Exercise input -
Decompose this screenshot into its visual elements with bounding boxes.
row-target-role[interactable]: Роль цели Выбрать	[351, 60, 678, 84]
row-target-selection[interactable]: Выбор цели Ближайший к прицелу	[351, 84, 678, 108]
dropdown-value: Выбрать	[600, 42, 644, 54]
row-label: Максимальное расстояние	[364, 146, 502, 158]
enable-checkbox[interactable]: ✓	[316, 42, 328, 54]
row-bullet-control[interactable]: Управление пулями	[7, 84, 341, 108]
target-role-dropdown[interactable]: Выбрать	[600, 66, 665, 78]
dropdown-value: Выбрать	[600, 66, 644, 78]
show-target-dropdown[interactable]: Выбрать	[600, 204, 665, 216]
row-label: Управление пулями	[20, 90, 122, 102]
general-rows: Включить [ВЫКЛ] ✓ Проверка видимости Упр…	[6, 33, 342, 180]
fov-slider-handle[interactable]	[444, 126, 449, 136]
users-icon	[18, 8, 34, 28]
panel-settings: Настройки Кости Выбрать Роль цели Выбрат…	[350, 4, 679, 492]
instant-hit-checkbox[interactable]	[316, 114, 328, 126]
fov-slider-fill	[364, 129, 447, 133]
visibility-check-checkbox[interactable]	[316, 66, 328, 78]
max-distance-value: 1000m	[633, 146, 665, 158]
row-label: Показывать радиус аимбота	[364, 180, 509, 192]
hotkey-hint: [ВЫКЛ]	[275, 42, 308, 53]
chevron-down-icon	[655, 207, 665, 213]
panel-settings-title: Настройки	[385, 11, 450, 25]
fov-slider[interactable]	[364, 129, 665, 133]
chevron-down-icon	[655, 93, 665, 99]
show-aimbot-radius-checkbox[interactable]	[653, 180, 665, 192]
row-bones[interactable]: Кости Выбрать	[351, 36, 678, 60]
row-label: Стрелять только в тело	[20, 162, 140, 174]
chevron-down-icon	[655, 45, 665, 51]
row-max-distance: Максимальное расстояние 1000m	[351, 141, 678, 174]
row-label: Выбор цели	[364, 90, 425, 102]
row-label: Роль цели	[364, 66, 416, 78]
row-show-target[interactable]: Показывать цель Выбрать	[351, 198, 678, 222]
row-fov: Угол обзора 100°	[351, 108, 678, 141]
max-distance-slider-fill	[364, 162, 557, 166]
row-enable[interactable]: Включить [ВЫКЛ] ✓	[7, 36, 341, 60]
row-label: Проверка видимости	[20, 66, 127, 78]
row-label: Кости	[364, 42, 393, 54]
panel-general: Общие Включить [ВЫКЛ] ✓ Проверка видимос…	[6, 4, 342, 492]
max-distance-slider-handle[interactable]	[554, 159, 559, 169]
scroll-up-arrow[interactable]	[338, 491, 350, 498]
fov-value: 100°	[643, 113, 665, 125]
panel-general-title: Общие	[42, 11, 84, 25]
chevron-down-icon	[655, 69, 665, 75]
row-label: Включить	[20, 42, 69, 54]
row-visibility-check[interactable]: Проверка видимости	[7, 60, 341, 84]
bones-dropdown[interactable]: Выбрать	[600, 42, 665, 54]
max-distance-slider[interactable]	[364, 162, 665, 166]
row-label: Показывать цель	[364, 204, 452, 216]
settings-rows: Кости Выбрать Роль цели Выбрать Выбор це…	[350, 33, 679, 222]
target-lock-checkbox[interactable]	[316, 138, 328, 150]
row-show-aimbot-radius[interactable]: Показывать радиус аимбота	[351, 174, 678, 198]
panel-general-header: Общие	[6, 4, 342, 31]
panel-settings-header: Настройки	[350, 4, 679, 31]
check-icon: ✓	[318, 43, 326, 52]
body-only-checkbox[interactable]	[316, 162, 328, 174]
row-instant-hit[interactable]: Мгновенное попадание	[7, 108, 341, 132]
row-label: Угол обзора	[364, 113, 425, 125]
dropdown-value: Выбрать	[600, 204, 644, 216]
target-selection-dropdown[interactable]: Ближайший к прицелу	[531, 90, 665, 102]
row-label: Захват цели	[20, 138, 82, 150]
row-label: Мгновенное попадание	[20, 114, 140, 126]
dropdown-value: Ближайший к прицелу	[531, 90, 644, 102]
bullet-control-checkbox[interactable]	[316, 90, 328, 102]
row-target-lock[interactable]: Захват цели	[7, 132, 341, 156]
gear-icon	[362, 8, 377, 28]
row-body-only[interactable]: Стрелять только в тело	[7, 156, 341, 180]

Instruction -
Copy every line of the records above word for word, keeping each line in its original order.

Finished exercise -
Decompose this screenshot into its visual elements with bounding boxes.
row-target-role[interactable]: Роль цели Выбрать	[351, 60, 678, 84]
row-target-selection[interactable]: Выбор цели Ближайший к прицелу	[351, 84, 678, 108]
dropdown-value: Выбрать	[600, 42, 644, 54]
row-label: Максимальное расстояние	[364, 146, 502, 158]
enable-checkbox[interactable]: ✓	[316, 42, 328, 54]
row-bullet-control[interactable]: Управление пулями	[7, 84, 341, 108]
target-role-dropdown[interactable]: Выбрать	[600, 66, 665, 78]
dropdown-value: Выбрать	[600, 66, 644, 78]
show-target-dropdown[interactable]: Выбрать	[600, 204, 665, 216]
row-label: Управление пулями	[20, 90, 122, 102]
general-rows: Включить [ВЫКЛ] ✓ Проверка видимости Упр…	[6, 33, 342, 180]
fov-slider-handle[interactable]	[444, 126, 449, 136]
users-icon	[18, 8, 34, 28]
panel-settings: Настройки Кости Выбрать Роль цели Выбрат…	[350, 4, 679, 492]
instant-hit-checkbox[interactable]	[316, 114, 328, 126]
fov-slider-fill	[364, 129, 447, 133]
visibility-check-checkbox[interactable]	[316, 66, 328, 78]
max-distance-value: 1000m	[633, 146, 665, 158]
row-label: Показывать радиус аимбота	[364, 180, 509, 192]
hotkey-hint: [ВЫКЛ]	[275, 42, 308, 53]
chevron-down-icon	[655, 207, 665, 213]
panel-settings-title: Настройки	[385, 11, 450, 25]
fov-slider[interactable]	[364, 129, 665, 133]
chevron-down-icon	[655, 93, 665, 99]
show-aimbot-radius-checkbox[interactable]	[653, 180, 665, 192]
row-bones[interactable]: Кости Выбрать	[351, 36, 678, 60]
row-label: Стрелять только в тело	[20, 162, 140, 174]
chevron-down-icon	[655, 45, 665, 51]
row-max-distance: Максимальное расстояние 1000m	[351, 141, 678, 174]
row-label: Выбор цели	[364, 90, 425, 102]
row-label: Роль цели	[364, 66, 416, 78]
row-show-target[interactable]: Показывать цель Выбрать	[351, 198, 678, 222]
row-fov: Угол обзора 100°	[351, 108, 678, 141]
max-distance-slider-fill	[364, 162, 557, 166]
row-enable[interactable]: Включить [ВЫКЛ] ✓	[7, 36, 341, 60]
row-label: Проверка видимости	[20, 66, 127, 78]
row-label: Кости	[364, 42, 393, 54]
panel-general: Общие Включить [ВЫКЛ] ✓ Проверка видимос…	[6, 4, 342, 492]
max-distance-slider-handle[interactable]	[554, 159, 559, 169]
scroll-up-arrow[interactable]	[338, 491, 350, 498]
fov-value: 100°	[643, 113, 665, 125]
panel-general-title: Общие	[42, 11, 84, 25]
chevron-down-icon	[655, 69, 665, 75]
row-label: Включить	[20, 42, 69, 54]
row-visibility-check[interactable]: Проверка видимости	[7, 60, 341, 84]
bones-dropdown[interactable]: Выбрать	[600, 42, 665, 54]
max-distance-slider[interactable]	[364, 162, 665, 166]
row-label: Показывать цель	[364, 204, 452, 216]
settings-rows: Кости Выбрать Роль цели Выбрать Выбор це…	[350, 33, 679, 222]
target-lock-checkbox[interactable]	[316, 138, 328, 150]
row-show-aimbot-radius[interactable]: Показывать радиус аимбота	[351, 174, 678, 198]
panel-general-header: Общие	[6, 4, 342, 31]
panel-settings-header: Настройки	[350, 4, 679, 31]
check-icon: ✓	[318, 43, 326, 52]
body-only-checkbox[interactable]	[316, 162, 328, 174]
row-instant-hit[interactable]: Мгновенное попадание	[7, 108, 341, 132]
row-label: Угол обзора	[364, 113, 425, 125]
dropdown-value: Выбрать	[600, 204, 644, 216]
target-selection-dropdown[interactable]: Ближайший к прицелу	[531, 90, 665, 102]
row-label: Захват цели	[20, 138, 82, 150]
row-label: Мгновенное попадание	[20, 114, 140, 126]
dropdown-value: Ближайший к прицелу	[531, 90, 644, 102]
bullet-control-checkbox[interactable]	[316, 90, 328, 102]
row-target-lock[interactable]: Захват цели	[7, 132, 341, 156]
gear-icon	[362, 8, 377, 28]
row-body-only[interactable]: Стрелять только в тело	[7, 156, 341, 180]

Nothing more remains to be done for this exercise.